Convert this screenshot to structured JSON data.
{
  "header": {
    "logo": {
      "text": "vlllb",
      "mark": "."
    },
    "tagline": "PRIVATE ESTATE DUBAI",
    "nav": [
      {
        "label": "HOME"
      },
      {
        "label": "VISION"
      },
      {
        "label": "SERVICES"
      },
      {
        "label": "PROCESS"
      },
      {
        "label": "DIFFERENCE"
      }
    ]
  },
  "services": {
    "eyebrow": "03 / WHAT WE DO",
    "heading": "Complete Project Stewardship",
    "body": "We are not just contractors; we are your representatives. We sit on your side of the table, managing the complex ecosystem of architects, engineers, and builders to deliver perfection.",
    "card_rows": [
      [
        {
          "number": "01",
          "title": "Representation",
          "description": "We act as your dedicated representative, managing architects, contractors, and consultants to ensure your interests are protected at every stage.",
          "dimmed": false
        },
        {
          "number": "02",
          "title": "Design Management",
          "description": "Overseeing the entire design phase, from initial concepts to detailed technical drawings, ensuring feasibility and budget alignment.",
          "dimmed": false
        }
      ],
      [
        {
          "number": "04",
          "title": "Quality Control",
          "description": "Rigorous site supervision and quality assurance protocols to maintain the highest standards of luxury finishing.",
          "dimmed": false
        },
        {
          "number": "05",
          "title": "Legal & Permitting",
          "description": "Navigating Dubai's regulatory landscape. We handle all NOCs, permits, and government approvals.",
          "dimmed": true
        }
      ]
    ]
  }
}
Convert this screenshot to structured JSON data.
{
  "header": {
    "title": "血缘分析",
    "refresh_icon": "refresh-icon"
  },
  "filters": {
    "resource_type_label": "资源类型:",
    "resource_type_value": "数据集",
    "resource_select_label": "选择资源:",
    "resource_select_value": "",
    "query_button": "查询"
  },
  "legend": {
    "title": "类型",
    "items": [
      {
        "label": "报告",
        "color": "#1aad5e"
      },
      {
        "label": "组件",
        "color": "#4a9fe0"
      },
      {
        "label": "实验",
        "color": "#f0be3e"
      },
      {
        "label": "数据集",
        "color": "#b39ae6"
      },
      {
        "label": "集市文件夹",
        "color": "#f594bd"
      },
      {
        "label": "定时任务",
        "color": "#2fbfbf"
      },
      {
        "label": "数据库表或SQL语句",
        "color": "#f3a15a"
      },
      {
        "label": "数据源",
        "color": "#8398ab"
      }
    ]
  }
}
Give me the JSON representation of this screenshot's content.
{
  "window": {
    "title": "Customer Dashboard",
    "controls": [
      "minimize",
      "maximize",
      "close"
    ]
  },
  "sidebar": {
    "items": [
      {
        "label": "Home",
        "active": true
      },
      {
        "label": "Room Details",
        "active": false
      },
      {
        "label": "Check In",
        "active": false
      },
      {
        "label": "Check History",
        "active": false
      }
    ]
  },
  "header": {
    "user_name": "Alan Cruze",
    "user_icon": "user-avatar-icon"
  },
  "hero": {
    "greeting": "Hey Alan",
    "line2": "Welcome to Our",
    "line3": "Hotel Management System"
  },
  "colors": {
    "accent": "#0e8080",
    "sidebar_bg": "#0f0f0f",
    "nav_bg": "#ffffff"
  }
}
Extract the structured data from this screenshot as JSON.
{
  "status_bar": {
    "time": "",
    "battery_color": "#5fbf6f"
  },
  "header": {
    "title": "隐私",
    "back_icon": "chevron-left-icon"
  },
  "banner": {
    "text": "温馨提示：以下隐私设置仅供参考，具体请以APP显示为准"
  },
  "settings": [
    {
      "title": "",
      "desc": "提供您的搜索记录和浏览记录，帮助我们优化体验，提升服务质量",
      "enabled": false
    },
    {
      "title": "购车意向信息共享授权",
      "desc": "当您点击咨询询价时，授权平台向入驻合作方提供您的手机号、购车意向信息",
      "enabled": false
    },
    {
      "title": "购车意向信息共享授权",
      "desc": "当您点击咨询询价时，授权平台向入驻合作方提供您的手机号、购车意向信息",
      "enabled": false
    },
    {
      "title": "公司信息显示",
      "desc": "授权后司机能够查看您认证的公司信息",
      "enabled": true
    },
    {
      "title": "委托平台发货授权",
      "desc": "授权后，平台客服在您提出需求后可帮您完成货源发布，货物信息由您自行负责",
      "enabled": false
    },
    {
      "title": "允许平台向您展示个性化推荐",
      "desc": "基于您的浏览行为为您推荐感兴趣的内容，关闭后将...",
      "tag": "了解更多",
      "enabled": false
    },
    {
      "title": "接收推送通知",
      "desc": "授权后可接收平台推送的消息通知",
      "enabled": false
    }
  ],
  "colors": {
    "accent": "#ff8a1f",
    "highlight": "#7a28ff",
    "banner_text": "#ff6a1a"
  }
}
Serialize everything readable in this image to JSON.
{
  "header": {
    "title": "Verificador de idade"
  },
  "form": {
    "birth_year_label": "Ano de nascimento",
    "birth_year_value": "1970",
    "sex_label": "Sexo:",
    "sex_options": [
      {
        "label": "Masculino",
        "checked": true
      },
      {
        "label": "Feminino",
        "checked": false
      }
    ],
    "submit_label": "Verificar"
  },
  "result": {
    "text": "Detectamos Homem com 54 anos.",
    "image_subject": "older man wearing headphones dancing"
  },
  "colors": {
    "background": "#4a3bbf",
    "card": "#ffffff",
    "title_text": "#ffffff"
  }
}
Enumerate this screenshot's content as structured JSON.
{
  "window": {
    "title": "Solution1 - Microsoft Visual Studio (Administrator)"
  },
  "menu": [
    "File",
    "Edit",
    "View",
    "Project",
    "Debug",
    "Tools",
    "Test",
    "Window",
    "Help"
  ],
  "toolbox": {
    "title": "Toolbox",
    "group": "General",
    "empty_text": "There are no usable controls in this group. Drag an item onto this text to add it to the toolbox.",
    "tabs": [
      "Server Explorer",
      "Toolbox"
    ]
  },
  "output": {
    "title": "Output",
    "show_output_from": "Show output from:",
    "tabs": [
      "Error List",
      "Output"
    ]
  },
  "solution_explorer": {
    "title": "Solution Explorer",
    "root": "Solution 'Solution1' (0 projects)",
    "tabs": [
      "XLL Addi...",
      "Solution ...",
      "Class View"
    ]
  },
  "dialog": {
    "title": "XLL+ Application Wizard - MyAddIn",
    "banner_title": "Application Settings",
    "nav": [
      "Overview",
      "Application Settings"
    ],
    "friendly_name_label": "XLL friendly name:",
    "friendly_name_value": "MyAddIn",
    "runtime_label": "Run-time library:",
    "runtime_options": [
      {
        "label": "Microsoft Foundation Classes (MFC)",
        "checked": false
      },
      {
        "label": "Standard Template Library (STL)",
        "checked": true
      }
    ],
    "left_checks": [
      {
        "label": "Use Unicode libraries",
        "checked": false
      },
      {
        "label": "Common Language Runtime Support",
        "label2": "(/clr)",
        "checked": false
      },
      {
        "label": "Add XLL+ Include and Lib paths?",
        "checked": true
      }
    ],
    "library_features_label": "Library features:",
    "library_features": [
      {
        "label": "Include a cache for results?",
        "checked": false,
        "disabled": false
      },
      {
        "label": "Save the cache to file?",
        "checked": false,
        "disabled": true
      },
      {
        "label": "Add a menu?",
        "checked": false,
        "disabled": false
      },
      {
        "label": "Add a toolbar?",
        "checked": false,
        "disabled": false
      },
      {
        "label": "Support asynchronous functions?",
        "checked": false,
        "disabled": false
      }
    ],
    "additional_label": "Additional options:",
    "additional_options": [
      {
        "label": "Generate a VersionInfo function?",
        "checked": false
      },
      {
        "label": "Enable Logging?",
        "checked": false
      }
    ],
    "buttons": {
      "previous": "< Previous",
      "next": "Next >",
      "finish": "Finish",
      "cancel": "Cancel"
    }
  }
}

Short exercise:
Every record above should be output exactly.

Answer for this exercise:
Convert this screenshot to structured JSON data.
{
  "header": {
    "logo": {
      "text": "vlllb",
      "mark": "."
    },
    "tagline": "PRIVATE ESTATE DUBAI",
    "nav": [
      {
        "label": "HOME"
      },
      {
        "label": "VISION"
      },
      {
        "label": "SERVICES"
      },
      {
        "label": "PROCESS"
      },
      {
        "label": "DIFFERENCE"
      }
    ]
  },
  "services": {
    "eyebrow": "03 / WHAT WE DO",
    "heading": "Complete Project Stewardship",
    "body": "We are not just contractors; we are your representatives. We sit on your side of the table, managing the complex ecosystem of architects, engineers, and builders to deliver perfection.",
    "card_rows": [
      [
        {
          "number": "01",
          "title": "Representation",
          "description": "We act as your dedicated representative, managing architects, contractors, and consultants to ensure your interests are protected at every stage.",
          "dimmed": false
        },
        {
          "number": "02",
          "title": "Design Management",
          "description": "Overseeing the entire design phase, from initial concepts to detailed technical drawings, ensuring feasibility and budget alignment.",
          "dimmed": false
        }
      ],
      [
        {
          "number": "04",
          "title": "Quality Control",
          "description": "Rigorous site supervision and quality assurance protocols to maintain the highest standards of luxury finishing.",
          "dimmed": false
        },
        {
          "number": "05",
          "title": "Legal & Permitting",
          "description": "Navigating Dubai's regulatory landscape. We handle all NOCs, permits, and government approvals.",
          "dimmed": true
        }
      ]
    ]
  }
}
Convert this screenshot to structured JSON data.
{
  "header": {
    "title": "血缘分析",
    "refresh_icon": "refresh-icon"
  },
  "filters": {
    "resource_type_label": "资源类型:",
    "resource_type_value": "数据集",
    "resource_select_label": "选择资源:",
    "resource_select_value": "",
    "query_button": "查询"
  },
  "legend": {
    "title": "类型",
    "items": [
      {
        "label": "报告",
        "color": "#1aad5e"
      },
      {
        "label": "组件",
        "color": "#4a9fe0"
      },
      {
        "label": "实验",
        "color": "#f0be3e"
      },
      {
        "label": "数据集",
        "color": "#b39ae6"
      },
      {
        "label": "集市文件夹",
        "color": "#f594bd"
      },
      {
        "label": "定时任务",
        "color": "#2fbfbf"
      },
      {
        "label": "数据库表或SQL语句",
        "color": "#f3a15a"
      },
      {
        "label": "数据源",
        "color": "#8398ab"
      }
    ]
  }
}
Give me the JSON representation of this screenshot's content.
{
  "window": {
    "title": "Customer Dashboard",
    "controls": [
      "minimize",
      "maximize",
      "close"
    ]
  },
  "sidebar": {
    "items": [
      {
        "label": "Home",
        "active": true
      },
      {
        "label": "Room Details",
        "active": false
      },
      {
        "label": "Check In",
        "active": false
      },
      {
        "label": "Check History",
        "active": false
      }
    ]
  },
  "header": {
    "user_name": "Alan Cruze",
    "user_icon": "user-avatar-icon"
  },
  "hero": {
    "greeting": "Hey Alan",
    "line2": "Welcome to Our",
    "line3": "Hotel Management System"
  },
  "colors": {
    "accent": "#0e8080",
    "sidebar_bg": "#0f0f0f",
    "nav_bg": "#ffffff"
  }
}
Extract the structured data from this screenshot as JSON.
{
  "status_bar": {
    "time": "",
    "battery_color": "#5fbf6f"
  },
  "header": {
    "title": "隐私",
    "back_icon": "chevron-left-icon"
  },
  "banner": {
    "text": "温馨提示：以下隐私设置仅供参考，具体请以APP显示为准"
  },
  "settings": [
    {
      "title": "",
      "desc": "提供您的搜索记录和浏览记录，帮助我们优化体验，提升服务质量",
      "enabled": false
    },
    {
      "title": "购车意向信息共享授权",
      "desc": "当您点击咨询询价时，授权平台向入驻合作方提供您的手机号、购车意向信息",
      "enabled": false
    },
    {
      "title": "购车意向信息共享授权",
      "desc": "当您点击咨询询价时，授权平台向入驻合作方提供您的手机号、购车意向信息",
      "enabled": false
    },
    {
      "title": "公司信息显示",
      "desc": "授权后司机能够查看您认证的公司信息",
      "enabled": true
    },
    {
      "title": "委托平台发货授权",
      "desc": "授权后，平台客服在您提出需求后可帮您完成货源发布，货物信息由您自行负责",
      "enabled": false
    },
    {
      "title": "允许平台向您展示个性化推荐",
      "desc": "基于您的浏览行为为您推荐感兴趣的内容，关闭后将...",
      "tag": "了解更多",
      "enabled": false
    },
    {
      "title": "接收推送通知",
      "desc": "授权后可接收平台推送的消息通知",
      "enabled": false
    }
  ],
  "colors": {
    "accent": "#ff8a1f",
    "highlight": "#7a28ff",
    "banner_text": "#ff6a1a"
  }
}
Serialize everything readable in this image to JSON.
{
  "header": {
    "title": "Verificador de idade"
  },
  "form": {
    "birth_year_label": "Ano de nascimento",
    "birth_year_value": "1970",
    "sex_label": "Sexo:",
    "sex_options": [
      {
        "label": "Masculino",
        "checked": true
      },
      {
        "label": "Feminino",
        "checked": false
      }
    ],
    "submit_label": "Verificar"
  },
  "result": {
    "text": "Detectamos Homem com 54 anos.",
    "image_subject": "older man wearing headphones dancing"
  },
  "colors": {
    "background": "#4a3bbf",
    "card": "#ffffff",
    "title_text": "#ffffff"
  }
}
Enumerate this screenshot's content as structured JSON.
{
  "window": {
    "title": "Solution1 - Microsoft Visual Studio (Administrator)"
  },
  "menu": [
    "File",
    "Edit",
    "View",
    "Project",
    "Debug",
    "Tools",
    "Test",
    "Window",
    "Help"
  ],
  "toolbox": {
    "title": "Toolbox",
    "group": "General",
    "empty_text": "There are no usable controls in this group. Drag an item onto this text to add it to the toolbox.",
    "tabs": [
      "Server Explorer",
      "Toolbox"
    ]
  },
  "output": {
    "title": "Output",
    "show_output_from": "Show output from:",
    "tabs": [
      "Error List",
      "Output"
    ]
  },
  "solution_explorer": {
    "title": "Solution Explorer",
    "root": "Solution 'Solution1' (0 projects)",
    "tabs": [
      "XLL Addi...",
      "Solution ...",
      "Class View"
    ]
  },
  "dialog": {
    "title": "XLL+ Application Wizard - MyAddIn",
    "banner_title": "Application Settings",
    "nav": [
      "Overview",
      "Application Settings"
    ],
    "friendly_name_label": "XLL friendly name:",
    "friendly_name_value": "MyAddIn",
    "runtime_label": "Run-time library:",
    "runtime_options": [
      {
        "label": "Microsoft Foundation Classes (MFC)",
        "checked": false
      },
      {
        "label": "Standard Template Library (STL)",
        "checked": true
      }
    ],
    "left_checks": [
      {
        "label": "Use Unicode libraries",
        "checked": false
      },
      {
        "label": "Common Language Runtime Support",
        "label2": "(/clr)",
        "checked": false
      },
      {
        "label": "Add XLL+ Include and Lib paths?",
        "checked": true
      }
    ],
    "library_features_label": "Library features:",
    "library_features": [
      {
        "label": "Include a cache for results?",
        "checked": false,
        "disabled": false
      },
      {
        "label": "Save the cache to file?",
        "checked": false,
        "disabled": true
      },
      {
        "label": "Add a menu?",
        "checked": false,
        "disabled": false
      },
      {
        "label": "Add a toolbar?",
        "checked": false,
        "disabled": false
      },
      {
        "label": "Support asynchronous functions?",
        "checked": false,
        "disabled": false
      }
    ],
    "additional_label": "Additional options:",
    "additional_options": [
      {
        "label": "Generate a VersionInfo function?",
        "checked": false
      },
      {
        "label": "Enable Logging?",
        "checked": false
      }
    ],
    "buttons": {
      "previous": "< Previous",
      "next": "Next >",
      "finish": "Finish",
      "cancel": "Cancel"
    }
  }
}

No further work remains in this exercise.